▶ SHORT EXERCISE
Keep only those lines of the records that include the string "Windows".

>> begin

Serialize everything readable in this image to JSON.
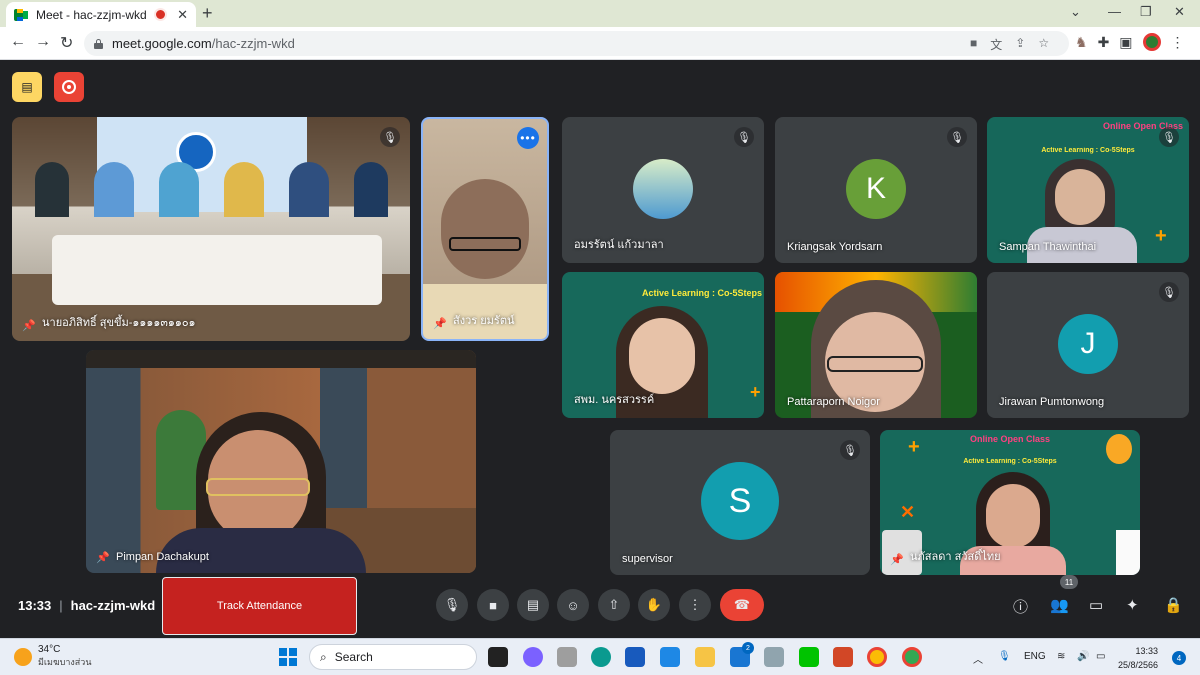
{
  "browser": {
    "tab_title": "Meet - hac-zzjm-wkd",
    "new_tab": "+",
    "url_host": "meet.google.com",
    "url_path": "/hac-zzjm-wkd"
  },
  "meeting": {
    "time": "13:33",
    "code": "hac-zzjm-wkd",
    "track_attendance": "Track Attendance",
    "participants_count": "11"
  },
  "tiles": [
    {
      "name": "นายอภิสิทธิ์ สุขขึ้ม-๑๑๑๑๓๑๑๐๑",
      "type": "video"
    },
    {
      "name": "สังวร ยมรัตน์",
      "type": "video"
    },
    {
      "name": "อมรรัตน์ แก้วมาลา",
      "type": "photo"
    },
    {
      "name": "Kriangsak Yordsarn",
      "type": "avatar",
      "initial": "K",
      "color": "#689f38"
    },
    {
      "name": "Sampan Thawinthai",
      "type": "video"
    },
    {
      "name": "สพม. นครสวรรค์",
      "type": "video"
    },
    {
      "name": "Pattaraporn Noigor",
      "type": "video"
    },
    {
      "name": "Jirawan Pumtonwong",
      "type": "avatar",
      "initial": "J",
      "color": "#129eaf"
    },
    {
      "name": "Pimpan Dachakupt",
      "type": "video"
    },
    {
      "name": "supervisor",
      "type": "avatar",
      "initial": "S",
      "color": "#129eaf"
    },
    {
      "name": "นภัสลดา สวัสดิ์ไทย",
      "type": "video"
    }
  ],
  "slide_text": {
    "online_open_class": "Online Open Class",
    "active_learning": "Active Learning : Co-5Steps"
  },
  "taskbar": {
    "temp": "34°C",
    "weather": "มีเมฆบางส่วน",
    "search": "Search",
    "lang": "ENG",
    "time": "13:33",
    "date": "25/8/2566",
    "notifications": "4",
    "mail_badge": "2"
  }
}
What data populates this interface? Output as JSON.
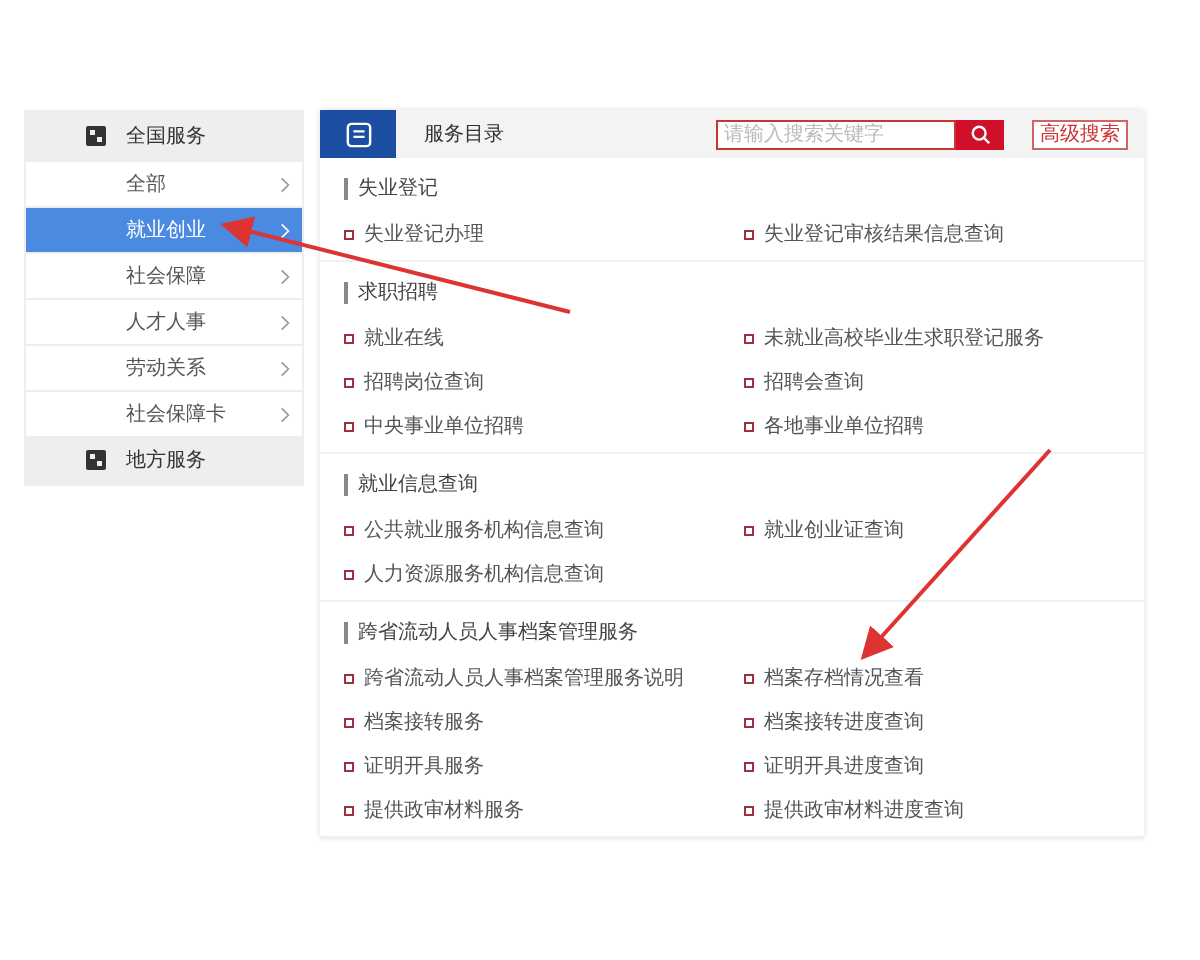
{
  "sidebar": {
    "groups": [
      {
        "label": "全国服务",
        "items": [
          {
            "label": "全部",
            "selected": false
          },
          {
            "label": "就业创业",
            "selected": true
          },
          {
            "label": "社会保障",
            "selected": false
          },
          {
            "label": "人才人事",
            "selected": false
          },
          {
            "label": "劳动关系",
            "selected": false
          },
          {
            "label": "社会保障卡",
            "selected": false
          }
        ]
      },
      {
        "label": "地方服务"
      }
    ]
  },
  "main": {
    "title": "服务目录",
    "search": {
      "placeholder": "请输入搜索关键字"
    },
    "advanced_search": "高级搜索",
    "sections": [
      {
        "title": "失业登记",
        "items": [
          "失业登记办理",
          "失业登记审核结果信息查询"
        ]
      },
      {
        "title": "求职招聘",
        "items": [
          "就业在线",
          "未就业高校毕业生求职登记服务",
          "招聘岗位查询",
          "招聘会查询",
          "中央事业单位招聘",
          "各地事业单位招聘"
        ]
      },
      {
        "title": "就业信息查询",
        "items": [
          "公共就业服务机构信息查询",
          "就业创业证查询",
          "人力资源服务机构信息查询"
        ]
      },
      {
        "title": "跨省流动人员人事档案管理服务",
        "items": [
          "跨省流动人员人事档案管理服务说明",
          "档案存档情况查看",
          "档案接转服务",
          "档案接转进度查询",
          "证明开具服务",
          "证明开具进度查询",
          "提供政审材料服务",
          "提供政审材料进度查询"
        ]
      }
    ]
  }
}
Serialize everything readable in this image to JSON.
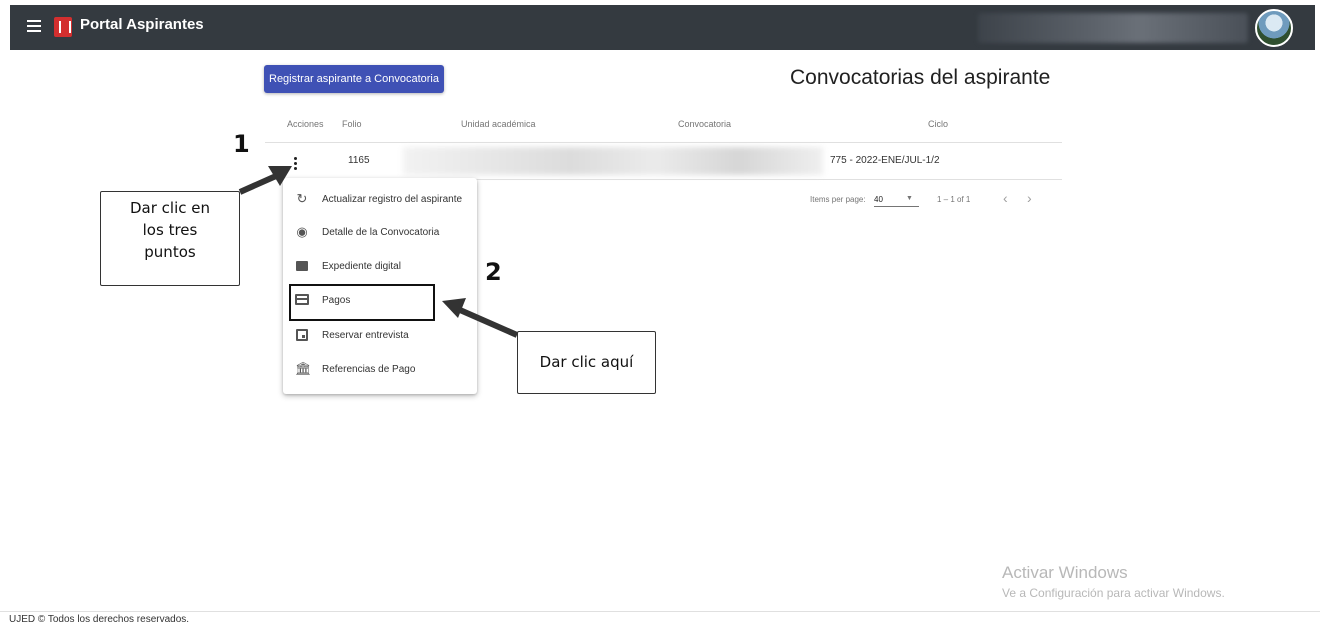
{
  "header": {
    "brand_title": "Portal Aspirantes"
  },
  "main": {
    "register_button_label": "Registrar aspirante a Convocatoria",
    "page_title": "Convocatorias del aspirante",
    "table": {
      "columns": [
        "Acciones",
        "Folio",
        "Unidad académica",
        "Convocatoria",
        "Ciclo"
      ],
      "rows": [
        {
          "folio": "1165",
          "ciclo": "775 - 2022-ENE/JUL-1/2"
        }
      ]
    },
    "paginator": {
      "items_per_page_label": "Items per page:",
      "page_size": "40",
      "range_label": "1 – 1 of 1",
      "prev_glyph": "‹",
      "next_glyph": "›"
    }
  },
  "actions_menu": {
    "items": [
      {
        "label": "Actualizar registro del aspirante",
        "icon": "refresh-icon"
      },
      {
        "label": "Detalle de la Convocatoria",
        "icon": "eye-icon"
      },
      {
        "label": "Expediente digital",
        "icon": "folder-icon"
      },
      {
        "label": "Pagos",
        "icon": "credit-card-icon"
      },
      {
        "label": "Reservar entrevista",
        "icon": "calendar-icon"
      },
      {
        "label": "Referencias de Pago",
        "icon": "bank-icon"
      }
    ]
  },
  "annotations": {
    "step1_number": "1",
    "step1_text": [
      "Dar clic en",
      "los tres",
      "puntos"
    ],
    "step2_number": "2",
    "step2_text": "Dar clic aquí"
  },
  "watermark": {
    "title": "Activar Windows",
    "subtitle": "Ve a Configuración para activar Windows."
  },
  "footer": {
    "text": "UJED © Todos los derechos reservados."
  },
  "colors": {
    "toolbar": "#343a40",
    "primary_button": "#3f51b5",
    "brand_logo": "#d32f2f"
  }
}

>> end

▶ SOLUTION TO THE PROBLEM
    "title": "Activar Windows",
    "subtitle": "Ve a Configuración para activar Windows."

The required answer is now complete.